- **Raw data**:
↓↓↓
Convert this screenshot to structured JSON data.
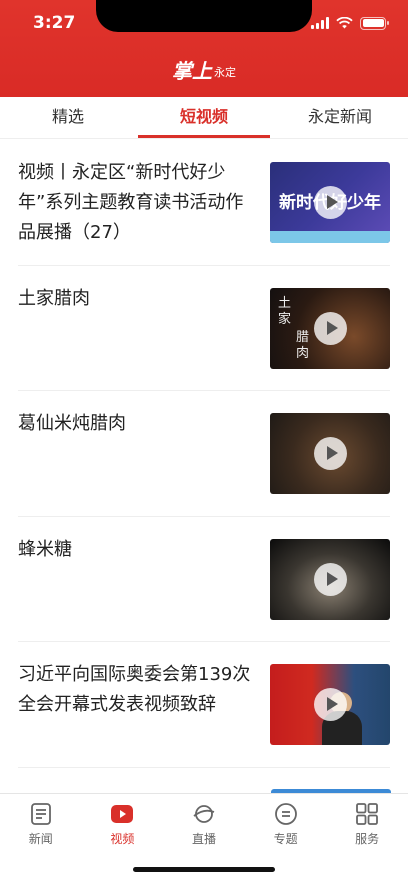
{
  "status_bar": {
    "time": "3:27"
  },
  "header": {
    "logo_main": "掌上",
    "logo_sub": "永定"
  },
  "tabs": [
    {
      "label": "精选",
      "active": false
    },
    {
      "label": "短视频",
      "active": true
    },
    {
      "label": "永定新闻",
      "active": false
    }
  ],
  "videos": [
    {
      "title": "视频丨永定区“新时代好少年”系列主题教育读书活动作品展播（27）",
      "thumb_caption": "新时代好少年"
    },
    {
      "title": "土家腊肉",
      "thumb_caption_a": "土家",
      "thumb_caption_b": "腊肉"
    },
    {
      "title": "葛仙米炖腊肉"
    },
    {
      "title": "蜂米糖"
    },
    {
      "title": "习近平向国际奥委会第139次全会开幕式发表视频致辞"
    }
  ],
  "bottom_nav": [
    {
      "label": "新闻",
      "icon": "news-icon",
      "active": false
    },
    {
      "label": "视频",
      "icon": "video-icon",
      "active": true
    },
    {
      "label": "直播",
      "icon": "live-icon",
      "active": false
    },
    {
      "label": "专题",
      "icon": "topic-icon",
      "active": false
    },
    {
      "label": "服务",
      "icon": "services-icon",
      "active": false
    }
  ],
  "colors": {
    "brand_red": "#d9302a",
    "header_red": "#e0342c"
  }
}
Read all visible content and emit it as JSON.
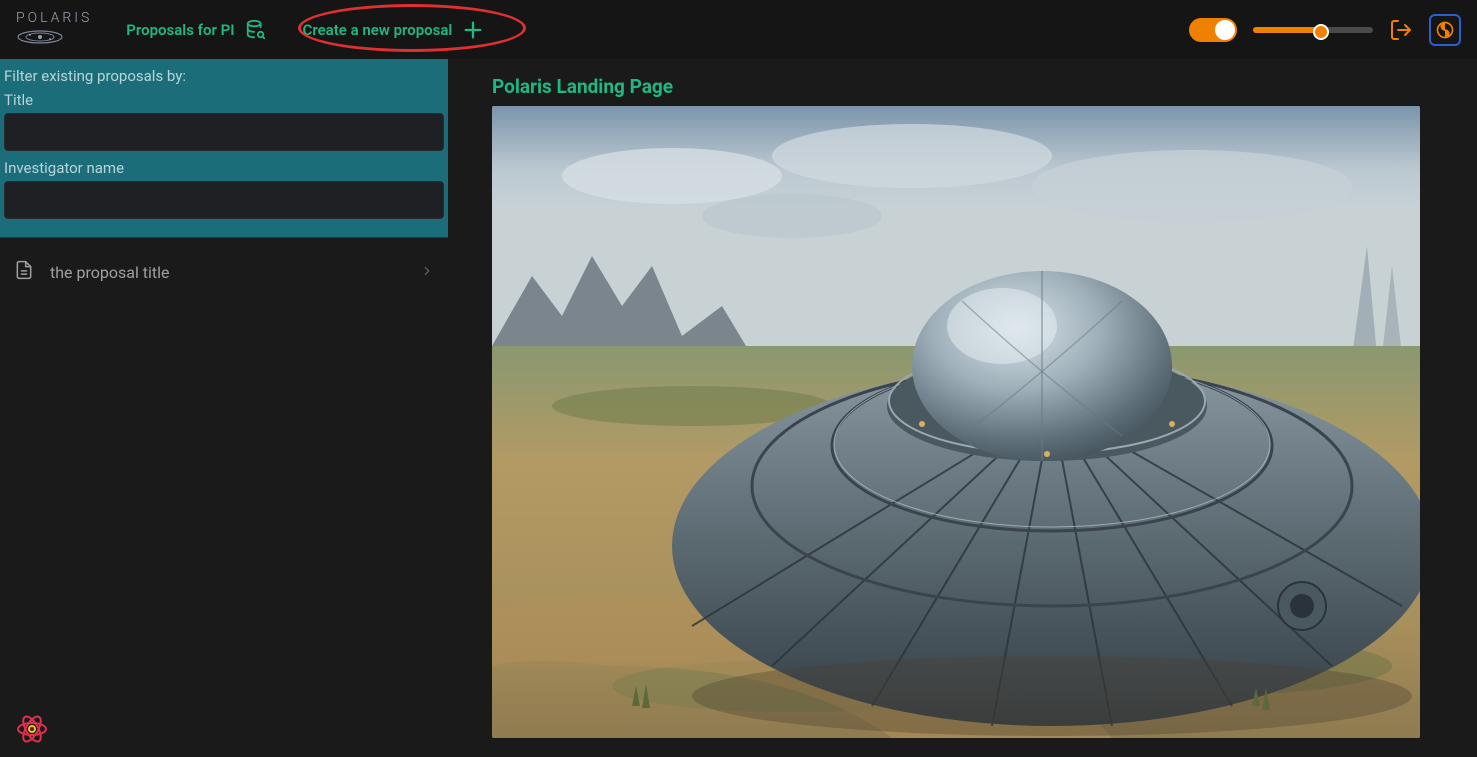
{
  "brand": {
    "name": "POLARIS"
  },
  "nav": {
    "proposals_label": "Proposals for PI",
    "create_label": "Create a new proposal"
  },
  "sidebar": {
    "filter_heading": "Filter existing proposals by:",
    "title_label": "Title",
    "investigator_label": "Investigator name",
    "title_value": "",
    "investigator_value": "",
    "proposals": [
      {
        "title": "the proposal title"
      }
    ]
  },
  "main": {
    "heading": "Polaris Landing Page"
  },
  "colors": {
    "accent": "#1fb884",
    "orange": "#f08000",
    "highlight": "#e03030",
    "teal": "#1c6d7a"
  }
}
↑↑↑
- **Exercise aim**: Return every line above that contains the word "name".

- **Exercise solution**:
    "name": "POLARIS"
    "investigator_label": "Investigator name",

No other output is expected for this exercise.